WORK INSTRUCTION. Write out nothing except the lines running from the one containing "Segment this screenshot: for" to the last line of the data, exactly as they stand.

DATA SUPPLIED.
== == ==

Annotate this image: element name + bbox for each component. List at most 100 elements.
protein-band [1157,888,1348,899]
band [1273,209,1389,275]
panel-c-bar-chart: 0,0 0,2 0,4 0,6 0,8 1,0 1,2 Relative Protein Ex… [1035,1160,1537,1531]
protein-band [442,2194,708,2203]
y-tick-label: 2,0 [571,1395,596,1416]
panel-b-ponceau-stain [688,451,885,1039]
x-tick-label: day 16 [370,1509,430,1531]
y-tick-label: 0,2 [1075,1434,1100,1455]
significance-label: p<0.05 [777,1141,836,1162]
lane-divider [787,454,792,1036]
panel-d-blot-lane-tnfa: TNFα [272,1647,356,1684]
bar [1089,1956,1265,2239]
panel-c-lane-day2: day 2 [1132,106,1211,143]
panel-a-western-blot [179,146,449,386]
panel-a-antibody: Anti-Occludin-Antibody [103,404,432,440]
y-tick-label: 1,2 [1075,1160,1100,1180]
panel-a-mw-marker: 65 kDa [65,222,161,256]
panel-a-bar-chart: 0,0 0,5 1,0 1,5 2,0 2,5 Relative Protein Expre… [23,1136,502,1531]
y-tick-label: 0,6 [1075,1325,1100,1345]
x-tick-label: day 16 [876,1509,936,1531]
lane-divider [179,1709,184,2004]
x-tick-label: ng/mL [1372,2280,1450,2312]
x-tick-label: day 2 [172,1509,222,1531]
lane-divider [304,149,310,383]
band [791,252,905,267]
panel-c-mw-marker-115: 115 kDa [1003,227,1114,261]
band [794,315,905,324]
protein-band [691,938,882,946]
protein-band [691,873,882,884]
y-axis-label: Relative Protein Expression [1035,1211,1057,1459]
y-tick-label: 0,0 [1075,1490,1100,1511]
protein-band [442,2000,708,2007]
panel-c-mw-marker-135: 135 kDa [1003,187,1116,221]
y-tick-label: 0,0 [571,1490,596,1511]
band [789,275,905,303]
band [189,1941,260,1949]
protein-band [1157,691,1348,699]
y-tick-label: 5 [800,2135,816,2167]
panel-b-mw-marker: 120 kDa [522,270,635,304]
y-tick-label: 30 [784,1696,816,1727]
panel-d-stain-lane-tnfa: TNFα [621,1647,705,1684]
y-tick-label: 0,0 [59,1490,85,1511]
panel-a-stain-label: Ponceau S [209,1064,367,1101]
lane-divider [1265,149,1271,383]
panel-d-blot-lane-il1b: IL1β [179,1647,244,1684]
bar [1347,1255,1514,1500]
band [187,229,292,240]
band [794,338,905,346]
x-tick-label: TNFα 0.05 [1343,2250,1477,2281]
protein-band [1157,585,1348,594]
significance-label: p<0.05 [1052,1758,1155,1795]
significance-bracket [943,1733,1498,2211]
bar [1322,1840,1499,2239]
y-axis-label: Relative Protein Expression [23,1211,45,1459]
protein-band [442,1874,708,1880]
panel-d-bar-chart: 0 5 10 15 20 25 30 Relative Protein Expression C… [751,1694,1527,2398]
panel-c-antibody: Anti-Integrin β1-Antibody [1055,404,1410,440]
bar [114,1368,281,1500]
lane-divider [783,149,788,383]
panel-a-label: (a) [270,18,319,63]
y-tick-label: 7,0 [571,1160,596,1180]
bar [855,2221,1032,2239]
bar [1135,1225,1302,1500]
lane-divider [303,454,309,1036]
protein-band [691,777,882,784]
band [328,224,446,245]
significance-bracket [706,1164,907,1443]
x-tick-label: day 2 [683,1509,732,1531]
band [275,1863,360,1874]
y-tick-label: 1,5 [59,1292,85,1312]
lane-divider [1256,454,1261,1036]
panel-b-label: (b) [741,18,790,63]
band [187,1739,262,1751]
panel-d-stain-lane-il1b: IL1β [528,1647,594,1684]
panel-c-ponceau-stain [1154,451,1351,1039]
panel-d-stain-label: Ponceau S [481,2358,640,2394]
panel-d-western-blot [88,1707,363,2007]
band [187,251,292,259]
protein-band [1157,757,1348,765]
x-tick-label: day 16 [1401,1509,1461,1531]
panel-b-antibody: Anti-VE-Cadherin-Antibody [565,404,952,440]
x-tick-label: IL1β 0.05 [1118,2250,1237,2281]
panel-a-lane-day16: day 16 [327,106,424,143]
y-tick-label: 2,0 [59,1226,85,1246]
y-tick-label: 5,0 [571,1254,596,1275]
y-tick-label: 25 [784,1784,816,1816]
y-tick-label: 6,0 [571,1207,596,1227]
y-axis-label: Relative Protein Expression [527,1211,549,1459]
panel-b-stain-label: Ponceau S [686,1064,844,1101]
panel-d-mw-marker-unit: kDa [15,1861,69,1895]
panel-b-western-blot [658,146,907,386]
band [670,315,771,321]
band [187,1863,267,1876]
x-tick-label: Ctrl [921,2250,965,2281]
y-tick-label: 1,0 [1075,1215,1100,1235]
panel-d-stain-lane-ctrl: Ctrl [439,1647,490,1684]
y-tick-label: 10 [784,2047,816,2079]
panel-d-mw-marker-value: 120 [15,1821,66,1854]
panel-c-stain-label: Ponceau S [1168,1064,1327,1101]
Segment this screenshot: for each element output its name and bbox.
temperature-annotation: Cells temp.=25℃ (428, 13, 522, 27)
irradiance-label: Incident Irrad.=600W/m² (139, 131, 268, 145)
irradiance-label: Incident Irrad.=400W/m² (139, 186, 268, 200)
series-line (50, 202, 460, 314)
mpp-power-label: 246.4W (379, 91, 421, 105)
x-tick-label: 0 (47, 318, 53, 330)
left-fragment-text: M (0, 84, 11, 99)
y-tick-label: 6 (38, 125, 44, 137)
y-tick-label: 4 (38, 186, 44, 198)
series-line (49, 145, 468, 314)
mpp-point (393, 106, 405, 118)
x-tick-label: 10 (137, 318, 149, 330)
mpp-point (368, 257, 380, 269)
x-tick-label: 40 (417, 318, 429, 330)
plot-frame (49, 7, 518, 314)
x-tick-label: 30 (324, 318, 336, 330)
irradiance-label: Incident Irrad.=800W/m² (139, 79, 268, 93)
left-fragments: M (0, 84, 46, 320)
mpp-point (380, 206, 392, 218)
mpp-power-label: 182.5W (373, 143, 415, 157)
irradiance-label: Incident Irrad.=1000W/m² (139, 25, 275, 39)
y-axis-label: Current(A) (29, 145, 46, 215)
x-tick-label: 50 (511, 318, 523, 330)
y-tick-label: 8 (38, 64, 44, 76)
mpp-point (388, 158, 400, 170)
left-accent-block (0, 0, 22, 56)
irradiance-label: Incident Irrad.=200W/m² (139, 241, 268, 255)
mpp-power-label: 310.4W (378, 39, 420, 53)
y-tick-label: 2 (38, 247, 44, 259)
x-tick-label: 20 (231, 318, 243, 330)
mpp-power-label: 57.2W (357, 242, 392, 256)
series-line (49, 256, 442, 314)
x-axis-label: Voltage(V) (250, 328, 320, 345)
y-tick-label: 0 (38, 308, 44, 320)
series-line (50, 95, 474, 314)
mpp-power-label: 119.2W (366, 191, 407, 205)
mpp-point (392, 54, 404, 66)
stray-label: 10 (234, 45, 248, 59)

== == ==

YOUR RESPONSE.
Segment this screenshot: for each element output its name and bbox.
temperature-annotation: Cells temp.=25℃ (428, 13, 522, 27)
irradiance-label: Incident Irrad.=600W/m² (139, 131, 268, 145)
irradiance-label: Incident Irrad.=400W/m² (139, 186, 268, 200)
series-line (50, 202, 460, 314)
mpp-power-label: 246.4W (379, 91, 421, 105)
x-tick-label: 0 (47, 318, 53, 330)
left-fragment-text: M (0, 84, 11, 99)
y-tick-label: 6 (38, 125, 44, 137)
y-tick-label: 4 (38, 186, 44, 198)
series-line (49, 145, 468, 314)
mpp-point (393, 106, 405, 118)
x-tick-label: 10 (137, 318, 149, 330)
mpp-point (368, 257, 380, 269)
x-tick-label: 40 (417, 318, 429, 330)
plot-frame (49, 7, 518, 314)
x-tick-label: 30 (324, 318, 336, 330)
irradiance-label: Incident Irrad.=800W/m² (139, 79, 268, 93)
left-fragments: M (0, 84, 46, 320)
mpp-point (380, 206, 392, 218)
mpp-power-label: 182.5W (373, 143, 415, 157)
irradiance-label: Incident Irrad.=1000W/m² (139, 25, 275, 39)
y-axis-label: Current(A) (29, 145, 46, 215)
x-tick-label: 50 (511, 318, 523, 330)
y-tick-label: 8 (38, 64, 44, 76)
mpp-point (388, 158, 400, 170)
left-accent-block (0, 0, 22, 56)
irradiance-label: Incident Irrad.=200W/m² (139, 241, 268, 255)
mpp-power-label: 310.4W (378, 39, 420, 53)
y-tick-label: 2 (38, 247, 44, 259)
x-tick-label: 20 (231, 318, 243, 330)
mpp-power-label: 57.2W (357, 242, 392, 256)
series-line (49, 256, 442, 314)
x-axis-label: Voltage(V) (250, 328, 320, 345)
y-tick-label: 0 (38, 308, 44, 320)
series-line (50, 95, 474, 314)
mpp-power-label: 119.2W (366, 191, 407, 205)
mpp-point (392, 54, 404, 66)
stray-label: 10 (234, 45, 248, 59)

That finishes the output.